# Exercise details
Write out all of the lines below, exactly and completely.

Collected data
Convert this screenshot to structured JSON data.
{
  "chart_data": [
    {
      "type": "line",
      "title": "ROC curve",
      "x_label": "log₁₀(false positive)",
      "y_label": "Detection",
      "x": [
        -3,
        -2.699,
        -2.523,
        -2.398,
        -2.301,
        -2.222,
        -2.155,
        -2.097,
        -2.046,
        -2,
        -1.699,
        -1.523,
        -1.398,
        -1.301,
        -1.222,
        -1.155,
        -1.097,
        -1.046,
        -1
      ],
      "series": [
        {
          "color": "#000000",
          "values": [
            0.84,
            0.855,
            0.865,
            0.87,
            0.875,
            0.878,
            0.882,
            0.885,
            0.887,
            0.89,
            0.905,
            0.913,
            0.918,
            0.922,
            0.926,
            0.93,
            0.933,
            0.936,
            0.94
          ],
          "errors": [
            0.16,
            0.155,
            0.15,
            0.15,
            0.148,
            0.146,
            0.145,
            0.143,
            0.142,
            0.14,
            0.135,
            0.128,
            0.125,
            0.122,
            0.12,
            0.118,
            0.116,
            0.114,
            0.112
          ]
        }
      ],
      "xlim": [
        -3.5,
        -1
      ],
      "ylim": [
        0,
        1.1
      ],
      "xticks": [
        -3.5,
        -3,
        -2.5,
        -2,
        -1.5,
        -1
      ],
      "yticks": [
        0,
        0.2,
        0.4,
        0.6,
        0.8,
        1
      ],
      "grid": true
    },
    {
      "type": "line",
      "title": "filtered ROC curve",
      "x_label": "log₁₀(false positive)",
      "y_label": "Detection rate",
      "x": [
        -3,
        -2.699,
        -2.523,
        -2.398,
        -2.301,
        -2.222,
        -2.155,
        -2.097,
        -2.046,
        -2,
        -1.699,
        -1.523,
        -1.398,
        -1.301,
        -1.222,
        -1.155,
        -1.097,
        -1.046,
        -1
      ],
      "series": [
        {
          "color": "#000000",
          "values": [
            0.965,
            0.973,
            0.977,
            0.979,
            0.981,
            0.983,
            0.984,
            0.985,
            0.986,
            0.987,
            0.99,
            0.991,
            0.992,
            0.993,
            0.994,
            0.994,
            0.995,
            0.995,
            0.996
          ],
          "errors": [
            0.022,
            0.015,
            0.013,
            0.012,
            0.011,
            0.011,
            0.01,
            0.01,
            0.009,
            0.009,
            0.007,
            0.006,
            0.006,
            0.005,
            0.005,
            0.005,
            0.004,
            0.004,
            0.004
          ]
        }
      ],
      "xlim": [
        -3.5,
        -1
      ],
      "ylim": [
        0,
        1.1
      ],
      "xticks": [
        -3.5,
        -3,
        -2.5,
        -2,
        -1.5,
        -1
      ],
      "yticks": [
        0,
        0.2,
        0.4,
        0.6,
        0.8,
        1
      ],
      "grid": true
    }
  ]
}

# Output
Convert this screenshot to structured JSON data.
{
  "chart_data": [
    {
      "type": "line",
      "title": "ROC curve",
      "x_label": "log₁₀(false positive)",
      "y_label": "Detection",
      "x": [
        -3,
        -2.699,
        -2.523,
        -2.398,
        -2.301,
        -2.222,
        -2.155,
        -2.097,
        -2.046,
        -2,
        -1.699,
        -1.523,
        -1.398,
        -1.301,
        -1.222,
        -1.155,
        -1.097,
        -1.046,
        -1
      ],
      "series": [
        {
          "color": "#000000",
          "values": [
            0.84,
            0.855,
            0.865,
            0.87,
            0.875,
            0.878,
            0.882,
            0.885,
            0.887,
            0.89,
            0.905,
            0.913,
            0.918,
            0.922,
            0.926,
            0.93,
            0.933,
            0.936,
            0.94
          ],
          "errors": [
            0.16,
            0.155,
            0.15,
            0.15,
            0.148,
            0.146,
            0.145,
            0.143,
            0.142,
            0.14,
            0.135,
            0.128,
            0.125,
            0.122,
            0.12,
            0.118,
            0.116,
            0.114,
            0.112
          ]
        }
      ],
      "xlim": [
        -3.5,
        -1
      ],
      "ylim": [
        0,
        1.1
      ],
      "xticks": [
        -3.5,
        -3,
        -2.5,
        -2,
        -1.5,
        -1
      ],
      "yticks": [
        0,
        0.2,
        0.4,
        0.6,
        0.8,
        1
      ],
      "grid": true
    },
    {
      "type": "line",
      "title": "filtered ROC curve",
      "x_label": "log₁₀(false positive)",
      "y_label": "Detection rate",
      "x": [
        -3,
        -2.699,
        -2.523,
        -2.398,
        -2.301,
        -2.222,
        -2.155,
        -2.097,
        -2.046,
        -2,
        -1.699,
        -1.523,
        -1.398,
        -1.301,
        -1.222,
        -1.155,
        -1.097,
        -1.046,
        -1
      ],
      "series": [
        {
          "color": "#000000",
          "values": [
            0.965,
            0.973,
            0.977,
            0.979,
            0.981,
            0.983,
            0.984,
            0.985,
            0.986,
            0.987,
            0.99,
            0.991,
            0.992,
            0.993,
            0.994,
            0.994,
            0.995,
            0.995,
            0.996
          ],
          "errors": [
            0.022,
            0.015,
            0.013,
            0.012,
            0.011,
            0.011,
            0.01,
            0.01,
            0.009,
            0.009,
            0.007,
            0.006,
            0.006,
            0.005,
            0.005,
            0.005,
            0.004,
            0.004,
            0.004
          ]
        }
      ],
      "xlim": [
        -3.5,
        -1
      ],
      "ylim": [
        0,
        1.1
      ],
      "xticks": [
        -3.5,
        -3,
        -2.5,
        -2,
        -1.5,
        -1
      ],
      "yticks": [
        0,
        0.2,
        0.4,
        0.6,
        0.8,
        1
      ],
      "grid": true
    }
  ]
}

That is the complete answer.